## Exercise data
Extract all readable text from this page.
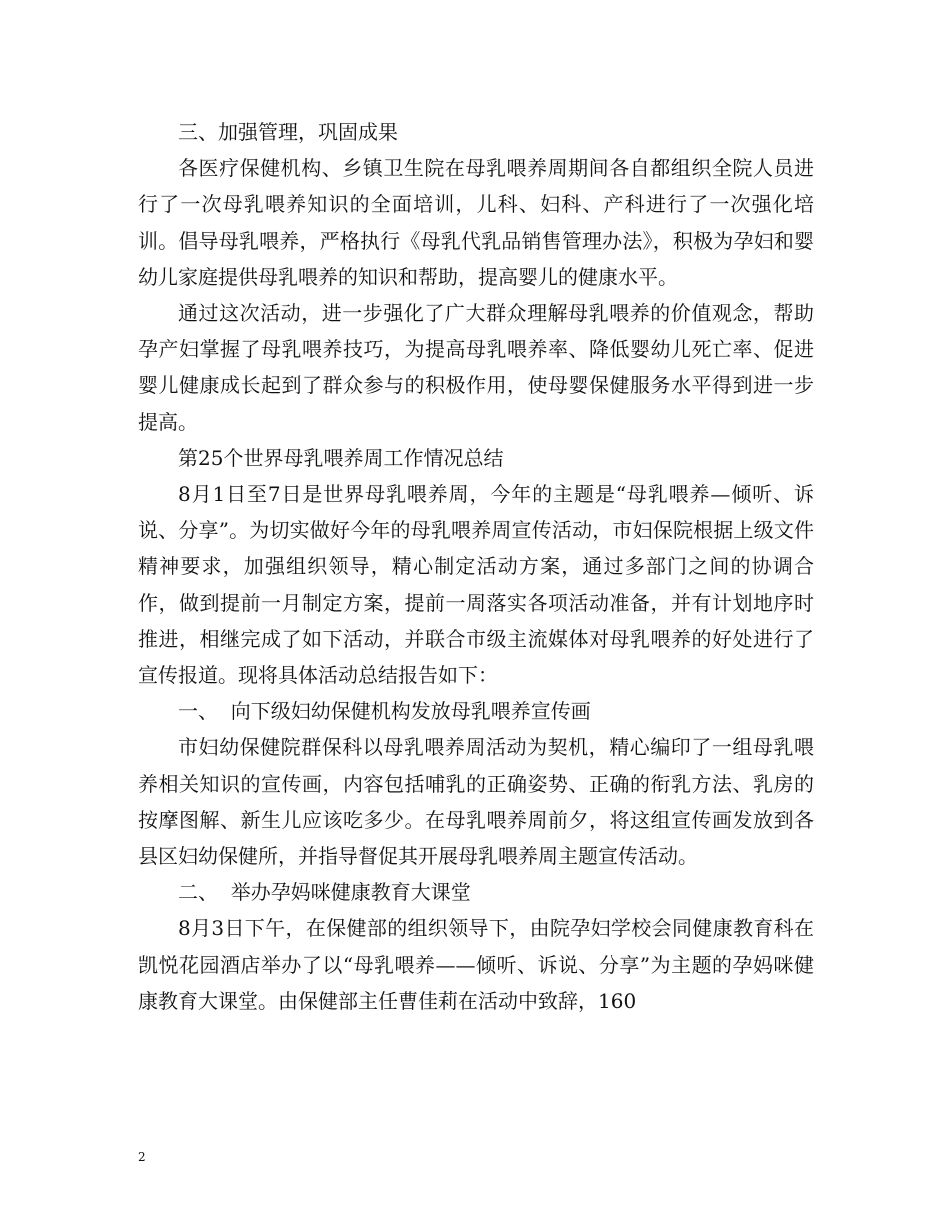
三、加强管理，巩固成果

各医疗保健机构、乡镇卫生院在母乳喂养周期间各自都组织全院人员进行了一次母乳喂养知识的全面培训，儿科、妇科、产科进行了一次强化培训。倡导母乳喂养，严格执行《母乳代乳品销售管理办法》，积极为孕妇和婴幼儿家庭提供母乳喂养的知识和帮助，提高婴儿的健康水平。

通过这次活动，进一步强化了广大群众理解母乳喂养的价值观念，帮助孕产妇掌握了母乳喂养技巧，为提高母乳喂养率、降低婴幼儿死亡率、促进婴儿健康成长起到了群众参与的积极作用，使母婴保健服务水平得到进一步提高。

第25个世界母乳喂养周工作情况总结

8月1日至7日是世界母乳喂养周，今年的主题是“母乳喂养—倾听、诉说、分享”。为切实做好今年的母乳喂养周宣传活动，市妇保院根据上级文件精神要求，加强组织领导，精心制定活动方案，通过多部门之间的协调合作，做到提前一月制定方案，提前一周落实各项活动准备，并有计划地序时推进，相继完成了如下活动，并联合市级主流媒体对母乳喂养的好处进行了宣传报道。现将具体活动总结报告如下：

一、  向下级妇幼保健机构发放母乳喂养宣传画

市妇幼保健院群保科以母乳喂养周活动为契机，精心编印了一组母乳喂养相关知识的宣传画，内容包括哺乳的正确姿势、正确的衔乳方法、乳房的按摩图解、新生儿应该吃多少。在母乳喂养周前夕，将这组宣传画发放到各县区妇幼保健所，并指导督促其开展母乳喂养周主题宣传活动。

二、  举办孕妈咪健康教育大课堂

8月3日下午，在保健部的组织领导下，由院孕妇学校会同健康教育科在凯悦花园酒店举办了以“母乳喂养——倾听、诉说、分享”为主题的孕妈咪健康教育大课堂。由保健部主任曹佳莉在活动中致辞，160

2
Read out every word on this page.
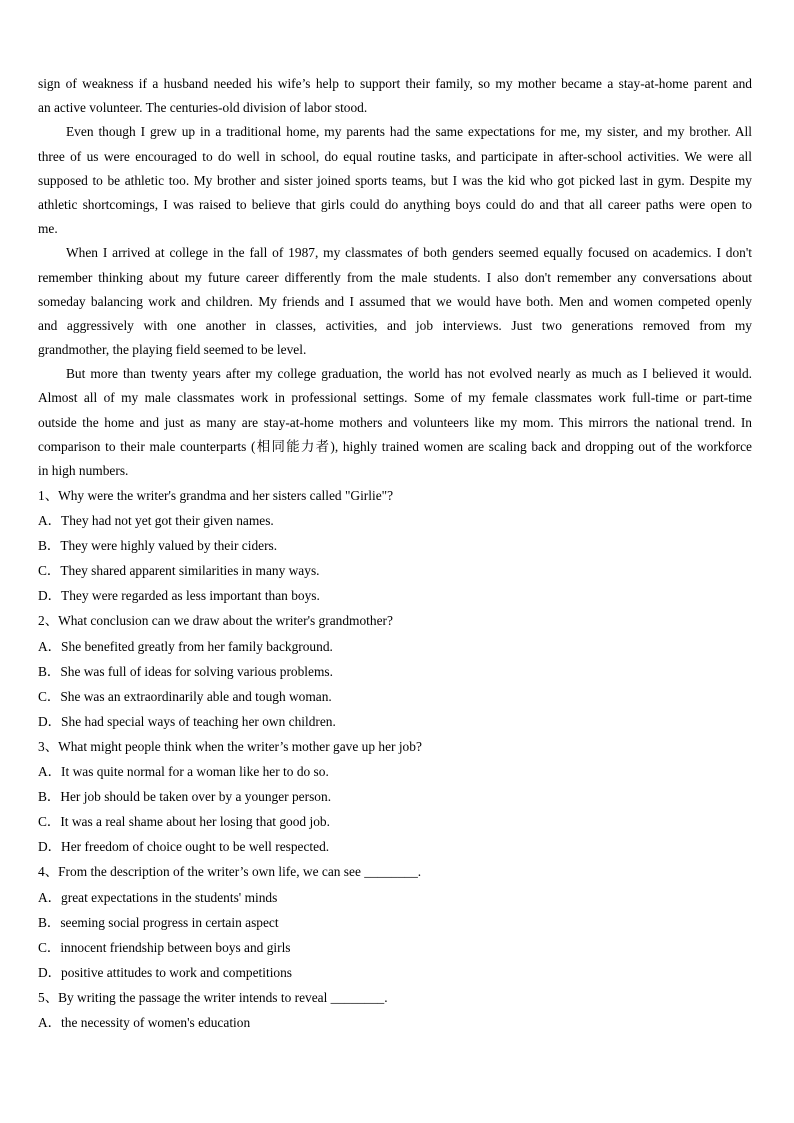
sign of weakness if a husband needed his wife’s help to support their family, so my mother became a stay-at-home parent and
an active volunteer. The centuries-old division of labor stood.
Even though I grew up in a traditional home, my parents had the same expectations for me, my sister, and my brother. All
three of us were encouraged to do well in school, do equal routine tasks, and participate in after-school activities. We were all
supposed to be athletic too. My brother and sister joined sports teams, but I was the kid who got picked last in gym. Despite my
athletic shortcomings, I was raised to believe that girls could do anything boys could do and that all career paths were open to
me.
When I arrived at college in the fall of 1987, my classmates of both genders seemed equally focused on academics. I don't
remember thinking about my future career differently from the male students. I also don't remember any conversations about
someday balancing work and children. My friends and I assumed that we would have both. Men and women competed openly
and aggressively with one another in classes, activities, and job interviews. Just two generations removed from my
grandmother, the playing field seemed to be level.
But more than twenty years after my college graduation, the world has not evolved nearly as much as I believed it would.
Almost all of my male classmates work in professional settings. Some of my female classmates work full-time or part-time
outside the home and just as many are stay-at-home mothers and volunteers like my mom. This mirrors the national trend. In
comparison to their male counterparts (相同能力者), highly trained women are scaling back and dropping out of the workforce
in high numbers.
1、Why were the writer's grandma and her sisters called "Girlie"?
A．They had not yet got their given names.
B．They were highly valued by their ciders.
C．They shared apparent similarities in many ways.
D．They were regarded as less important than boys.
2、What conclusion can we draw about the writer's grandmother?
A．She benefited greatly from her family background.
B．She was full of ideas for solving various problems.
C．She was an extraordinarily able and tough woman.
D．She had special ways of teaching her own children.
3、What might people think when the writer’s mother gave up her job?
A．It was quite normal for a woman like her to do so.
B．Her job should be taken over by a younger person.
C．It was a real shame about her losing that good job.
D．Her freedom of choice ought to be well respected.
4、From the description of the writer’s own life, we can see ________.
A．great expectations in the students' minds
B．seeming social progress in certain aspect
C．innocent friendship between boys and girls
D．positive attitudes to work and competitions
5、By writing the passage the writer intends to reveal ________.
A．the necessity of women's education
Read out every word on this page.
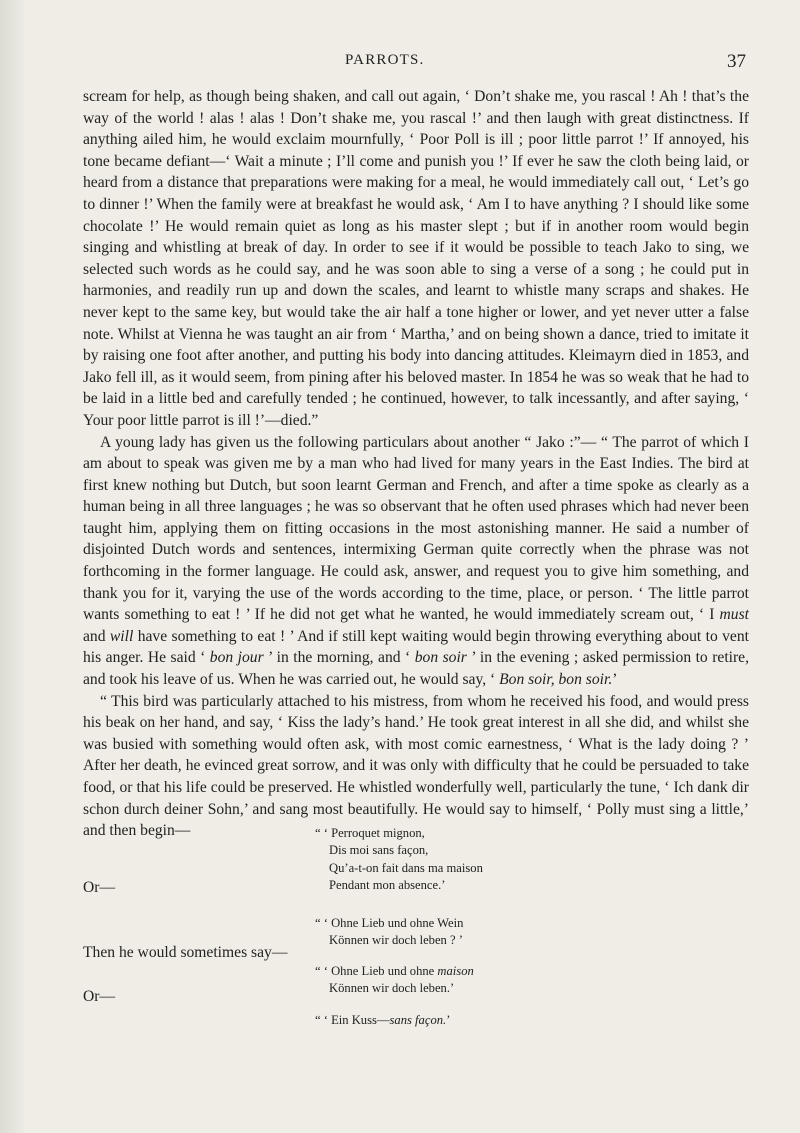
PARROTS.	37

scream for help, as though being shaken, and call out again, ‘ Don’t shake me, you rascal ! Ah ! that’s the way of the world ! alas ! alas ! Don’t shake me, you rascal !’ and then laugh with great distinctness. If anything ailed him, he would exclaim mournfully, ‘ Poor Poll is ill ; poor little parrot !’ If annoyed, his tone became defiant—‘ Wait a minute ; I’ll come and punish you !’ If ever he saw the cloth being laid, or heard from a distance that preparations were making for a meal, he would immediately call out, ‘ Let’s go to dinner !’ When the family were at breakfast he would ask, ‘ Am I to have anything ? I should like some chocolate !’ He would remain quiet as long as his master slept ; but if in another room would begin singing and whistling at break of day. In order to see if it would be possible to teach Jako to sing, we selected such words as he could say, and he was soon able to sing a verse of a song ; he could put in harmonies, and readily run up and down the scales, and learnt to whistle many scraps and shakes. He never kept to the same key, but would take the air half a tone higher or lower, and yet never utter a false note. Whilst at Vienna he was taught an air from ‘ Martha,’ and on being shown a dance, tried to imitate it by raising one foot after another, and putting his body into dancing attitudes. Kleimayrn died in 1853, and Jako fell ill, as it would seem, from pining after his beloved master. In 1854 he was so weak that he had to be laid in a little bed and carefully tended ; he continued, however, to talk incessantly, and after saying, ‘ Your poor little parrot is ill !’—died.”

A young lady has given us the following particulars about another “ Jako :”— “ The parrot of which I am about to speak was given me by a man who had lived for many years in the East Indies. The bird at first knew nothing but Dutch, but soon learnt German and French, and after a time spoke as clearly as a human being in all three languages ; he was so observant that he often used phrases which had never been taught him, applying them on fitting occasions in the most astonishing manner. He said a number of disjointed Dutch words and sentences, intermixing German quite correctly when the phrase was not forthcoming in the former language. He could ask, answer, and request you to give him something, and thank you for it, varying the use of the words according to the time, place, or person. ‘ The little parrot wants something to eat ! ’ If he did not get what he wanted, he would immediately scream out, ‘ I must and will have something to eat ! ’ And if still kept waiting would begin throwing everything about to vent his anger. He said ‘ bon jour ’ in the morning, and ‘ bon soir ’ in the evening ; asked permission to retire, and took his leave of us. When he was carried out, he would say, ‘ Bon soir, bon soir.’

“ This bird was particularly attached to his mistress, from whom he received his food, and would press his beak on her hand, and say, ‘ Kiss the lady’s hand.’ He took great interest in all she did, and whilst she was busied with something would often ask, with most comic earnestness, ‘ What is the lady doing ? ’ After her death, he evinced great sorrow, and it was only with difficulty that he could be persuaded to take food, or that his life could be preserved. He whistled wonderfully well, particularly the tune, ‘ Ich dank dir schon durch deiner Sohn,’ and sang most beautifully. He would say to himself, ‘ Polly must sing a little,’ and then begin—	“ ‘ Perroquet mignon,
Dis moi sans façon,
Qu’a-t-on fait dans ma maison
Pendant mon absence.’
Or—
“ ‘ Ohne Lieb und ohne Wein
Können wir doch leben ? ’
Then he would sometimes say—
“ ‘ Ohne Lieb und ohne maison
Können wir doch leben.’
Or—
“ ‘ Ein Kuss—sans façon.’
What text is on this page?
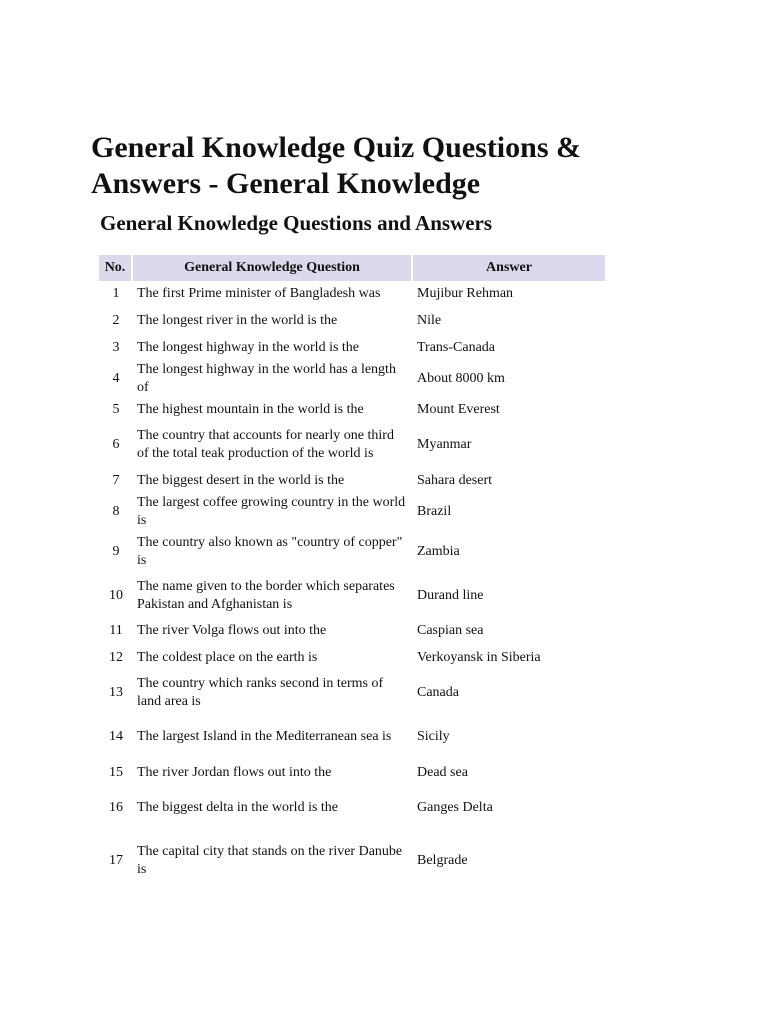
General Knowledge Quiz Questions & Answers - General Knowledge
General Knowledge Questions and Answers
No.	General Knowledge Question	Answer
1	The first Prime minister of Bangladesh was	Mujibur Rehman
2	The longest river in the world is the	Nile
3	The longest highway in the world is the	Trans-Canada
4	The longest highway in the world has a length of	About 8000 km
5	The highest mountain in the world is the	Mount Everest
6	The country that accounts for nearly one third of the total teak production of the world is	Myanmar
7	The biggest desert in the world is the	Sahara desert
8	The largest coffee growing country in the world is	Brazil
9	The country also known as "country of copper" is	Zambia
10	The name given to the border which separates Pakistan and Afghanistan is	Durand line
11	The river Volga flows out into the	Caspian sea
12	The coldest place on the earth is	Verkoyansk in Siberia
13	The country which ranks second in terms of land area is	Canada
14	The largest Island in the Mediterranean sea is	Sicily
15	The river Jordan flows out into the	Dead sea
16	The biggest delta in the world is the	Ganges Delta
17	The capital city that stands on the river Danube is	Belgrade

## Exercise instructions
Which lines above hold the word "doch"? Copy each of them.

## Full output
Können wir doch leben ? ’
Können wir doch leben.’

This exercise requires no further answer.